Collected data entries:
········
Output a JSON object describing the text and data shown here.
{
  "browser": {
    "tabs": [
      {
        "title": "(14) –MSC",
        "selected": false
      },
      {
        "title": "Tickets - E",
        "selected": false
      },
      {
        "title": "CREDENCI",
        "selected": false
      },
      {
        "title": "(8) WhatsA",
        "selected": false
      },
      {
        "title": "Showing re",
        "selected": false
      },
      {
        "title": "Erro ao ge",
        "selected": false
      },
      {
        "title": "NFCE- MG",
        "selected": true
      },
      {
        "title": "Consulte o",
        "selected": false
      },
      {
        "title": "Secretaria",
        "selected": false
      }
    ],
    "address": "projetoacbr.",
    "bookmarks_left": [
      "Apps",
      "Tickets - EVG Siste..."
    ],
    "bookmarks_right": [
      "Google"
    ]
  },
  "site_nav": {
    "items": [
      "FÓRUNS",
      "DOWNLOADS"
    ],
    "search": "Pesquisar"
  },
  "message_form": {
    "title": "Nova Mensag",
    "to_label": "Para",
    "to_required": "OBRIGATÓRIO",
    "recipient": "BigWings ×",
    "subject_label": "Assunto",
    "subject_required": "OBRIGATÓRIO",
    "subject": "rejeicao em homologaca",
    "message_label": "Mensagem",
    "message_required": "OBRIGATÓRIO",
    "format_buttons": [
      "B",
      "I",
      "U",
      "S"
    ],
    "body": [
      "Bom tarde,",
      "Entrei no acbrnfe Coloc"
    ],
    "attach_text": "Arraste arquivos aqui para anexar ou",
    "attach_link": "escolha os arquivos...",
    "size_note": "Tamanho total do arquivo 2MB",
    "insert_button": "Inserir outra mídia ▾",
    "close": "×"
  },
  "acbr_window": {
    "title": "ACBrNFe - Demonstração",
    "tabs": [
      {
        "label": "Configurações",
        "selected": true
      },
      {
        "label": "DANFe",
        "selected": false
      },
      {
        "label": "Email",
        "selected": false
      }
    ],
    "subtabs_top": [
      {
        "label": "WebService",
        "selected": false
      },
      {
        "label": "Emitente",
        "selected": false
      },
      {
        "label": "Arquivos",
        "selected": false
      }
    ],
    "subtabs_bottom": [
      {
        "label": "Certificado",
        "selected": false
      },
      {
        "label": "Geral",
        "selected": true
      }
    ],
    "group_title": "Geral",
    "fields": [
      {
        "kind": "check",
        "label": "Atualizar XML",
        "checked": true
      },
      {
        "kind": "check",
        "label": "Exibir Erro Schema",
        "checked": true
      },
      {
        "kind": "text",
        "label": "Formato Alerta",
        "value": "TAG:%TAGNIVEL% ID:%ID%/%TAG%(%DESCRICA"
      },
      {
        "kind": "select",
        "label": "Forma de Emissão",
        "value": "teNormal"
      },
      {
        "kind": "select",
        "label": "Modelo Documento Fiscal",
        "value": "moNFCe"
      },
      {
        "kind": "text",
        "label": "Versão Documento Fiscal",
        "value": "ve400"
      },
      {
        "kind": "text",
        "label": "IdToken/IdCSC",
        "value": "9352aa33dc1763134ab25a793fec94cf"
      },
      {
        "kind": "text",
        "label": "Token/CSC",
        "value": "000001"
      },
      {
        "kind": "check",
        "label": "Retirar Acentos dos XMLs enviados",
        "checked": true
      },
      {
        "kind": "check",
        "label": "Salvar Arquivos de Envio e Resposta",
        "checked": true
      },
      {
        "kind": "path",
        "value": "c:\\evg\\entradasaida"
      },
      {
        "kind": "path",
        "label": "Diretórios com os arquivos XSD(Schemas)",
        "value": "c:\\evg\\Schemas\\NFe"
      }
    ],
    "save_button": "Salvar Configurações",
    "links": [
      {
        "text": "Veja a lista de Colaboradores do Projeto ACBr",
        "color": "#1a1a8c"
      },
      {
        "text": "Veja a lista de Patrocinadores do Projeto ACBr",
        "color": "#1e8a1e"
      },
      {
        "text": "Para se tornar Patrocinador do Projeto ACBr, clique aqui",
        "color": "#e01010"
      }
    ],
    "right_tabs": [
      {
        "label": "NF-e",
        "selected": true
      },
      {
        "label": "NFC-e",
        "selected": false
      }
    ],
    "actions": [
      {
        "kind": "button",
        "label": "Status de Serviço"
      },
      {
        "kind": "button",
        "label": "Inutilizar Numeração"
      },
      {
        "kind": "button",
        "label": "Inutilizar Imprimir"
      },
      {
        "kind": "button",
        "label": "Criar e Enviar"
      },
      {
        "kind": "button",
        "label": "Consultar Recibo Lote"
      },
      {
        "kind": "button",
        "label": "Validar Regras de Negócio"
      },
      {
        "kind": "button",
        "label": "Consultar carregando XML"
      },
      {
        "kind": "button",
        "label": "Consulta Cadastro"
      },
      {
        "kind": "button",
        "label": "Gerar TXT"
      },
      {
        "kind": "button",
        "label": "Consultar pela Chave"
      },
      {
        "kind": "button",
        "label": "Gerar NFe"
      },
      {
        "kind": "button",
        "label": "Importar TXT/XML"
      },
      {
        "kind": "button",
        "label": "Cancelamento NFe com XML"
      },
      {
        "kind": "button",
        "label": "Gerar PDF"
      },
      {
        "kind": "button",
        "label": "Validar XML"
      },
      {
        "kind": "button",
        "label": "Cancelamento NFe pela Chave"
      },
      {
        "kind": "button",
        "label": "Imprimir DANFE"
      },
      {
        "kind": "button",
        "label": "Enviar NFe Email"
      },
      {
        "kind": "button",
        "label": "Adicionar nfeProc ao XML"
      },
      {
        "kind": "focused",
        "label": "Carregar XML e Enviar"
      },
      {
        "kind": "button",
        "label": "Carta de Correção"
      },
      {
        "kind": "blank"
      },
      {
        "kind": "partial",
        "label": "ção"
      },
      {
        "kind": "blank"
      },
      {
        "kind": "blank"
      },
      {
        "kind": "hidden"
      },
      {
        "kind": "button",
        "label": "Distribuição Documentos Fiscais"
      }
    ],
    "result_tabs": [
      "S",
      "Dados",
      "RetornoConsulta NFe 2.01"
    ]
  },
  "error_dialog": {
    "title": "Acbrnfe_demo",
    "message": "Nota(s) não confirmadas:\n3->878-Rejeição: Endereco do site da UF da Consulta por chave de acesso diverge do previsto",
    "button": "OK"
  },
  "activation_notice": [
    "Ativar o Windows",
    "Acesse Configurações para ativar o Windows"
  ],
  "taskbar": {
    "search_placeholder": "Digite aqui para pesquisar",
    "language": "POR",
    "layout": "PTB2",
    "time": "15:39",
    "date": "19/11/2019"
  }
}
········
In the entries above, find every line with the word "Validar" and list it.

        "label": "Validar Regras de Negócio"
        "label": "Validar XML"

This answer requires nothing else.